▼▼▼

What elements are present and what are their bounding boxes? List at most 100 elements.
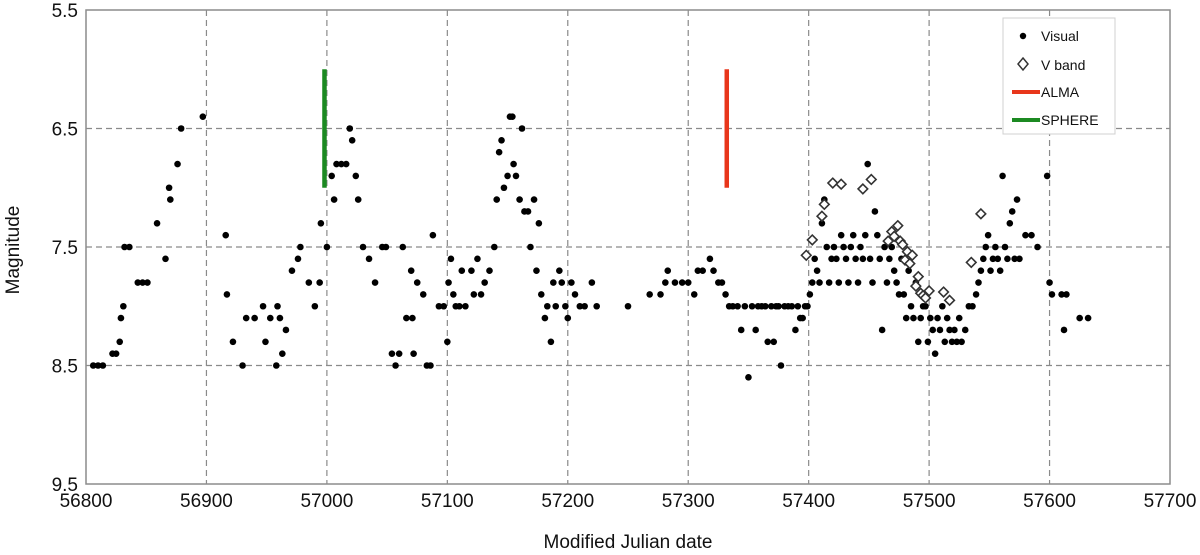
visual-data-point [996, 267, 1004, 275]
visual-data-point [512, 172, 520, 180]
visual-data-point [1016, 255, 1023, 263]
v-band-data-point [818, 198, 831, 211]
visual-data-point [359, 243, 367, 251]
visual-data-point [818, 220, 826, 227]
visual-data-point [823, 243, 831, 251]
visual-data-point [576, 302, 584, 310]
visual-data-point [706, 255, 714, 263]
visual-data-point [121, 243, 128, 251]
visual-data-point [857, 243, 864, 251]
visual-data-point [936, 326, 944, 334]
visual-data-point [399, 243, 407, 251]
v-band-data-point [909, 280, 922, 293]
visual-data-point [690, 291, 698, 298]
visual-data-point [775, 302, 782, 310]
v-band-data-point [882, 235, 895, 248]
visual-data-point [989, 255, 997, 263]
visual-data-point [999, 172, 1006, 180]
visual-data-point [888, 243, 896, 251]
visual-data-point [588, 279, 596, 286]
visual-data-point [955, 314, 963, 322]
visual-data-point [1043, 172, 1051, 180]
visual-data-point [770, 338, 778, 346]
visual-data-point [338, 160, 345, 168]
visual-data-point [854, 279, 862, 286]
visual-data-point [1008, 208, 1016, 215]
visual-data-point [94, 362, 102, 369]
visual-data-point [900, 291, 908, 298]
v-band-data-point [865, 173, 878, 186]
visual-data-point [1011, 255, 1018, 263]
visual-data-point [395, 350, 403, 357]
visual-data-point [544, 302, 551, 310]
visual-data-point [953, 338, 961, 346]
visual-data-point [1076, 314, 1083, 322]
visual-data-point [671, 279, 679, 286]
v-band-data-point [923, 284, 936, 297]
x-tick-label: 57500 [903, 491, 956, 512]
visual-data-point [558, 279, 566, 286]
visual-data-point [435, 302, 443, 310]
visual-data-point [510, 160, 517, 168]
visual-data-point [718, 279, 726, 286]
visual-data-point [1028, 231, 1035, 239]
legend-vband-symbol [1017, 56, 1029, 72]
legend-vband-label: V band [1041, 57, 1085, 73]
visual-data-point [910, 314, 917, 322]
visual-data-point [842, 255, 850, 263]
v-band-data-point [815, 210, 828, 223]
visual-data-point [745, 374, 752, 381]
visual-data-point [444, 338, 451, 346]
visual-data-point [694, 267, 702, 275]
visual-data-point [895, 291, 903, 298]
visual-data-point [419, 291, 427, 298]
visual-data-point [348, 137, 356, 144]
legend: Visual V band ALMA SPHERE [1002, 17, 1116, 135]
visual-data-point [788, 302, 796, 310]
visual-data-point [828, 255, 835, 263]
visual-data-point [840, 243, 847, 251]
visual-data-point [407, 267, 415, 275]
visual-data-point [403, 314, 410, 322]
visual-data-point [972, 291, 980, 298]
visual-data-point [1084, 314, 1092, 322]
visual-data-point [994, 255, 1002, 263]
visual-data-point [804, 302, 811, 310]
visual-data-point [495, 148, 503, 156]
visual-data-point [550, 279, 557, 286]
visual-data-point [752, 326, 759, 334]
visual-data-point [794, 302, 802, 310]
visual-data-point [878, 326, 886, 334]
visual-data-point [741, 302, 749, 310]
x-tick-label: 57000 [300, 491, 353, 512]
visual-data-point [806, 291, 814, 298]
visual-data-point [662, 279, 669, 286]
visual-data-point [946, 326, 953, 334]
legend-sphere-label: SPHERE [1041, 112, 1099, 128]
visual-data-point [1046, 279, 1053, 286]
visual-data-point [1013, 196, 1021, 203]
visual-data-point [481, 279, 488, 286]
v-band-data-point [896, 238, 909, 251]
visual-data-point [117, 314, 125, 322]
visual-data-point [365, 255, 373, 263]
y-tick-label: 5.5 [52, 1, 78, 22]
visual-data-point [533, 267, 540, 275]
grid-lines [86, 10, 1170, 484]
visual-data-point [737, 326, 745, 334]
visual-data-point [941, 338, 949, 346]
visual-data-point [864, 160, 871, 168]
visual-data-point [987, 267, 994, 275]
visual-data-point [112, 350, 120, 357]
visual-data-point [445, 279, 452, 286]
visual-data-point [593, 302, 600, 310]
visual-data-point [223, 291, 231, 298]
visual-data-point [984, 231, 992, 239]
visual-data-point [883, 279, 891, 286]
v-band-data-point [906, 249, 919, 262]
visual-data-point [849, 231, 857, 239]
visual-data-point [777, 362, 785, 369]
visual-data-point [134, 279, 142, 286]
visual-data-point [948, 338, 956, 346]
visual-data-point [552, 302, 560, 310]
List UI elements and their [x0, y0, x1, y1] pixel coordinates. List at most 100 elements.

▲▲▲

**Exercise:** Can you write out the lines above as a numbered list, skipping blank lines and leaving the pictures out?

**Complete response:**
1. What elements are present and what are their bounding boxes? List at most 100 elements.
2. visual-data-point [996, 267, 1004, 275]
3. visual-data-point [512, 172, 520, 180]
4. visual-data-point [1016, 255, 1023, 263]
5. v-band-data-point [818, 198, 831, 211]
6. visual-data-point [359, 243, 367, 251]
7. visual-data-point [818, 220, 826, 227]
8. visual-data-point [823, 243, 831, 251]
9. visual-data-point [576, 302, 584, 310]
10. visual-data-point [706, 255, 714, 263]
11. visual-data-point [121, 243, 128, 251]
12. visual-data-point [857, 243, 864, 251]
13. visual-data-point [936, 326, 944, 334]
14. visual-data-point [399, 243, 407, 251]
15. v-band-data-point [909, 280, 922, 293]
16. visual-data-point [690, 291, 698, 298]
17. visual-data-point [775, 302, 782, 310]
18. v-band-data-point [882, 235, 895, 248]
19. visual-data-point [989, 255, 997, 263]
20. visual-data-point [999, 172, 1006, 180]
21. visual-data-point [888, 243, 896, 251]
22. visual-data-point [588, 279, 596, 286]
23. visual-data-point [955, 314, 963, 322]
24. visual-data-point [1043, 172, 1051, 180]
25. visual-data-point [770, 338, 778, 346]
26. visual-data-point [338, 160, 345, 168]
27. visual-data-point [854, 279, 862, 286]
28. visual-data-point [1008, 208, 1016, 215]
29. visual-data-point [94, 362, 102, 369]
30. visual-data-point [900, 291, 908, 298]
31. v-band-data-point [865, 173, 878, 186]
32. visual-data-point [1011, 255, 1018, 263]
33. visual-data-point [395, 350, 403, 357]
34. visual-data-point [544, 302, 551, 310]
35. visual-data-point [953, 338, 961, 346]
36. visual-data-point [1076, 314, 1083, 322]
37. visual-data-point [671, 279, 679, 286]
38. v-band-data-point [923, 284, 936, 297]
39. x-tick-label: 57500 [903, 491, 956, 512]
40. visual-data-point [558, 279, 566, 286]
41. visual-data-point [435, 302, 443, 310]
42. visual-data-point [510, 160, 517, 168]
43. visual-data-point [718, 279, 726, 286]
44. visual-data-point [1028, 231, 1035, 239]
45. legend-vband-symbol [1017, 56, 1029, 72]
46. legend-vband-label: V band [1041, 57, 1085, 73]
47. visual-data-point [910, 314, 917, 322]
48. visual-data-point [842, 255, 850, 263]
49. v-band-data-point [815, 210, 828, 223]
50. visual-data-point [745, 374, 752, 381]
51. visual-data-point [444, 338, 451, 346]
52. visual-data-point [694, 267, 702, 275]
53. visual-data-point [895, 291, 903, 298]
54. visual-data-point [419, 291, 427, 298]
55. visual-data-point [348, 137, 356, 144]
56. legend: Visual V band ALMA SPHERE [1002, 17, 1116, 135]
57. visual-data-point [788, 302, 796, 310]
58. visual-data-point [828, 255, 835, 263]
59. visual-data-point [840, 243, 847, 251]
60. visual-data-point [407, 267, 415, 275]
61. visual-data-point [403, 314, 410, 322]
62. visual-data-point [972, 291, 980, 298]
63. visual-data-point [1084, 314, 1092, 322]
64. visual-data-point [994, 255, 1002, 263]
65. visual-data-point [804, 302, 811, 310]
66. visual-data-point [495, 148, 503, 156]
67. visual-data-point [550, 279, 557, 286]
68. visual-data-point [752, 326, 759, 334]
69. visual-data-point [794, 302, 802, 310]
70. visual-data-point [878, 326, 886, 334]
71. visual-data-point [741, 302, 749, 310]
72. x-tick-label: 57000 [300, 491, 353, 512]
73. visual-data-point [806, 291, 814, 298]
74. visual-data-point [662, 279, 669, 286]
75. visual-data-point [946, 326, 953, 334]
76. legend-sphere-label: SPHERE [1041, 112, 1099, 128]
77. visual-data-point [1046, 279, 1053, 286]
78. visual-data-point [1013, 196, 1021, 203]
79. visual-data-point [481, 279, 488, 286]
80. v-band-data-point [896, 238, 909, 251]
81. visual-data-point [117, 314, 125, 322]
82. visual-data-point [365, 255, 373, 263]
83. y-tick-label: 5.5 [52, 1, 78, 22]
84. visual-data-point [533, 267, 540, 275]
85. grid-lines [86, 10, 1170, 484]
86. visual-data-point [737, 326, 745, 334]
87. visual-data-point [941, 338, 949, 346]
88. visual-data-point [864, 160, 871, 168]
89. visual-data-point [987, 267, 994, 275]
90. visual-data-point [112, 350, 120, 357]
91. visual-data-point [445, 279, 452, 286]
92. visual-data-point [593, 302, 600, 310]
93. visual-data-point [223, 291, 231, 298]
94. visual-data-point [984, 231, 992, 239]
95. visual-data-point [883, 279, 891, 286]
96. v-band-data-point [906, 249, 919, 262]
97. visual-data-point [849, 231, 857, 239]
98. visual-data-point [777, 362, 785, 369]
99. visual-data-point [134, 279, 142, 286]
100. visual-data-point [948, 338, 956, 346]
101. visual-data-point [552, 302, 560, 310]
102. List UI elements and their [x0, y0, x1, y1] pixel coordinates. List at most 100 elements.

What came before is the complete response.